Santa Maria dei Monti standing proud behind the usual row of vespas

One of the places that I always like to stop by is Santa Maria dei Monti. To the tourist wondering past, it is just another Roman church, but this is very far from the truth.

In the 1580s, a miraculous image of Mary with Saints Stephen and Lawrence was found in a nearby Poor Clare convent that had fallen into ruins. To celebrate this great find, Pope Gregory XIII commissioned the building of Saint Maria dei Monti and every year on April 26th a copy is still carried through the streets of Rome in an honorary procession.

Entering the church, this miraculous image can be seen directly over the altar. It stands out not only for it’s central position, but also because it clearly dates to an earlier time from the other artwork that decorates the church.

The miraculous image of Mary in Santa Maria dei Monti stands out for its simple beauty

In this image, Mary is holding Jesus in a very loving yet protective way, as one would hold a beloved child destined for great things. The child Jesus looks out at us with an innocent nobility as he raises his hand in a blessing. The saint kneeling on the right raises his hands in a gesture which suggests his is both imploring and accepting the blessing and calls the viewer to do the same. The stars, which were likely a later addition, add a sense of heavenly yet gentle glory to the figure of Mary. To think that this painting inspired the construction of an entire church shows just how much it was valued by the Romans of the time. Even today it is considered important, and my landlord has a copy in her apartment next to mine.

Not only is the church noted for this exquisite work of art, but it also has a rich history of involvement with many famous individuals.

Some important people who were connected with the church include:

  • St. Alphonsus Liguori, founder of the congregation of the Most Holy Redeemer, said Mass here from April to June of 1762.
  • St. Paul of the Cross, founder of the Passionists, also said Mass between 1745-1767 when in Rome.
  • St. Benedict Joseph Labre collapsed in the church in 1783 and passed away in a home located behind the church. He is also buried here. He has an official feast day on April 16th.

◇ ◇ ◇

§ WHAT YOU WILL DO: From the passage on Santa Maria dei Monti, return the portion starting with "In this image, Mary" and going on through "next to mine.", copied word for word.

§ DATA LISTING:
◇ ◇ ◇

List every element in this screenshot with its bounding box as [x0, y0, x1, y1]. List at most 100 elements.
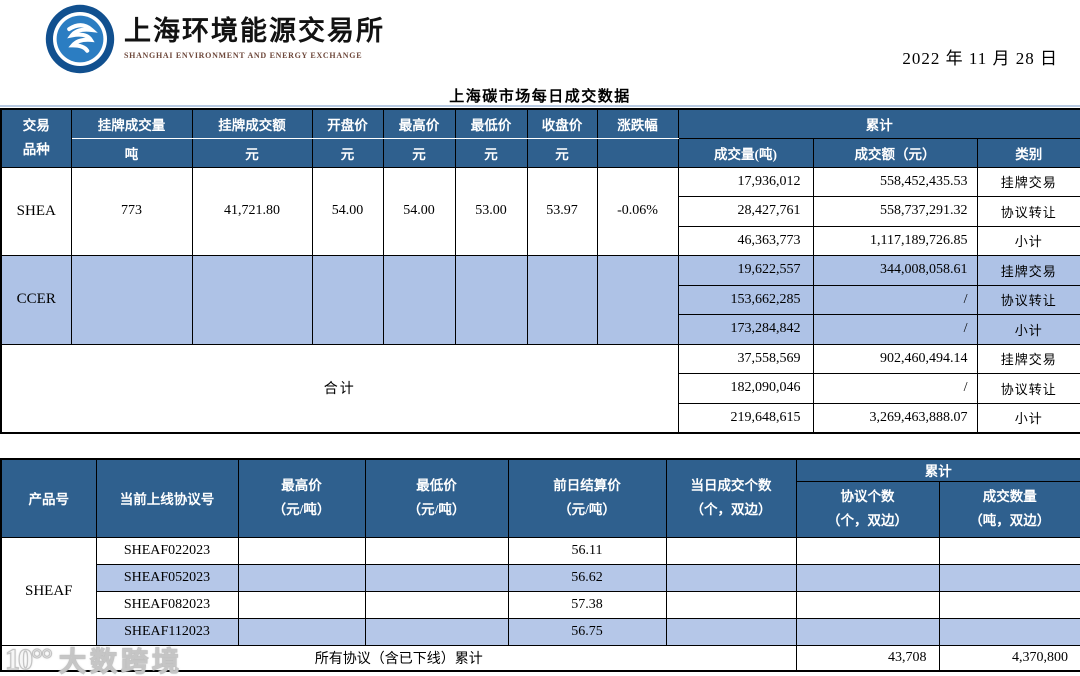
col-header-listed-volume: 挂牌成交量: [70, 108, 193, 139]
shea-close: 53.97: [526, 166, 598, 256]
col-header-protocol-id: 当前上线协议号: [95, 458, 239, 538]
unit-yuan: 元: [382, 137, 456, 168]
unit-yuan: 元: [191, 137, 313, 168]
empty-cell: [596, 255, 679, 345]
brand-block: 上海环境能源交易所 SHANGHAI ENVIRONMENT AND ENERG…: [124, 9, 385, 60]
empty-cell: [382, 255, 456, 345]
cum-volume-cell: 153,662,285: [677, 284, 814, 315]
top-rule: [0, 105, 1080, 107]
empty-cell: [795, 590, 940, 619]
col-header-change: 涨跌幅: [596, 108, 679, 139]
empty-cell: [938, 536, 1080, 565]
cum-amount-cell: 344,008,058.61: [812, 255, 978, 286]
empty-cell: [454, 255, 528, 345]
unit-yuan: 元: [526, 137, 598, 168]
brand-name-cn: 上海环境能源交易所: [124, 16, 385, 46]
all-protocols-label: 所有协议（含已下线）累计: [0, 644, 797, 672]
category-cell: 挂牌交易: [976, 255, 1080, 286]
variety-ccer: CCER: [0, 255, 72, 345]
brand-name-en: SHANGHAI ENVIRONMENT AND ENERGY EXCHANGE: [124, 51, 363, 60]
col-header-prev-settle: 前日结算价 （元/吨）: [507, 458, 667, 538]
product-group-sheaf: SHEAF: [0, 536, 97, 646]
col-header-cum-volume: 成交量(吨): [677, 137, 814, 168]
cum-amount-cell: 1,117,189,726.85: [812, 225, 978, 256]
prev-settle-cell: 56.62: [507, 563, 667, 592]
col-header-cumulative: 累计: [795, 458, 1080, 482]
col-header-product: 产品号: [0, 458, 97, 538]
col-header-daily-count: 当日成交个数 （个，双边）: [665, 458, 797, 538]
category-cell: 挂牌交易: [976, 343, 1080, 374]
variety-shea: SHEA: [0, 166, 72, 256]
report-date: 2022 年 11 月 28 日: [902, 49, 1058, 68]
empty-cell: [237, 590, 366, 619]
col-header-category: 类别: [976, 137, 1080, 168]
empty-cell: [665, 590, 797, 619]
unit-yuan: 元: [311, 137, 384, 168]
empty-cell: [665, 617, 797, 646]
col-header-listed-amount: 挂牌成交额: [191, 108, 313, 139]
empty-cell: [795, 536, 940, 565]
prev-settle-cell: 57.38: [507, 590, 667, 619]
shea-change: -0.06%: [596, 166, 679, 256]
shea-open: 54.00: [311, 166, 384, 256]
empty-cell: [237, 617, 366, 646]
empty-cell: [191, 255, 313, 345]
daily-trade-table: 交易 品种 挂牌成交量 挂牌成交额 开盘价 最高价 最低价 收盘价 涨跌幅 累计…: [0, 108, 1080, 434]
cum-protocol-count: 43,708: [795, 644, 940, 672]
col-header-open: 开盘价: [311, 108, 384, 139]
empty-cell: [70, 255, 193, 345]
shea-volume: 773: [70, 166, 193, 256]
empty-cell: [665, 536, 797, 565]
cum-amount-cell: /: [812, 373, 978, 404]
category-cell: 小计: [976, 314, 1080, 345]
cum-volume-cell: 17,936,012: [677, 166, 814, 197]
category-cell: 协议转让: [976, 373, 1080, 404]
col-header-trade-qty: 成交数量 （吨，双边）: [938, 480, 1080, 538]
col-header-cumulative: 累计: [677, 108, 1080, 139]
empty-cell: [237, 563, 366, 592]
unit-empty: [596, 137, 679, 168]
shea-amount: 41,721.80: [191, 166, 313, 256]
empty-cell: [364, 563, 509, 592]
prev-settle-cell: 56.11: [507, 536, 667, 565]
empty-cell: [364, 617, 509, 646]
col-header-protocol-count: 协议个数 （个，双边）: [795, 480, 940, 538]
cum-volume-cell: 37,558,569: [677, 343, 814, 374]
shea-high: 54.00: [382, 166, 456, 256]
cum-volume-cell: 28,427,761: [677, 196, 814, 227]
empty-cell: [237, 536, 366, 565]
empty-cell: [526, 255, 598, 345]
category-cell: 小计: [976, 402, 1080, 433]
col-header-high: 最高价: [382, 108, 456, 139]
category-cell: 小计: [976, 225, 1080, 256]
exchange-logo-icon: [45, 4, 115, 74]
cum-trade-qty: 4,370,800: [938, 644, 1080, 672]
shea-low: 53.00: [454, 166, 528, 256]
cum-volume-cell: 19,622,557: [677, 255, 814, 286]
protocol-id-cell: SHEAF082023: [95, 590, 239, 619]
cum-volume-cell: 46,363,773: [677, 225, 814, 256]
col-header-close: 收盘价: [526, 108, 598, 139]
category-cell: 挂牌交易: [976, 166, 1080, 197]
cum-amount-cell: /: [812, 284, 978, 315]
empty-cell: [665, 563, 797, 592]
empty-cell: [311, 255, 384, 345]
cum-amount-cell: 558,737,291.32: [812, 196, 978, 227]
empty-cell: [795, 563, 940, 592]
cum-amount-cell: 558,452,435.53: [812, 166, 978, 197]
forward-product-table: 产品号 当前上线协议号 最高价 （元/吨） 最低价 （元/吨） 前日结算价 （元…: [0, 458, 1080, 672]
cum-volume-cell: 173,284,842: [677, 314, 814, 345]
cum-amount-cell: /: [812, 314, 978, 345]
prev-settle-cell: 56.75: [507, 617, 667, 646]
protocol-id-cell: SHEAF112023: [95, 617, 239, 646]
empty-cell: [938, 617, 1080, 646]
col-header-low: 最低价 （元/吨）: [364, 458, 509, 538]
unit-ton: 吨: [70, 137, 193, 168]
protocol-id-cell: SHEAF052023: [95, 563, 239, 592]
empty-cell: [938, 563, 1080, 592]
cum-volume-cell: 182,090,046: [677, 373, 814, 404]
protocol-id-cell: SHEAF022023: [95, 536, 239, 565]
col-header-variety: 交易 品种: [0, 108, 72, 168]
total-label: 合计: [0, 343, 679, 433]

◇ ◇ ◇

§ COMPLETED EXERCISE:
In this image, Mary is holding Jesus in a very loving yet protective way, as one would hold a beloved child destined for great things. The child Jesus looks out at us with an innocent nobility as he raises his hand in a blessing. The saint kneeling on the right raises his hands in a gesture which suggests his is both imploring and accepting the blessing and calls the viewer to do the same. The stars, which were likely a later addition, add a sense of heavenly yet gentle glory to the figure of Mary. To think that this painting inspired the construction of an entire church shows just how much it was valued by the Romans of the time. Even today it is considered important, and my landlord has a copy in her apartment next to mine.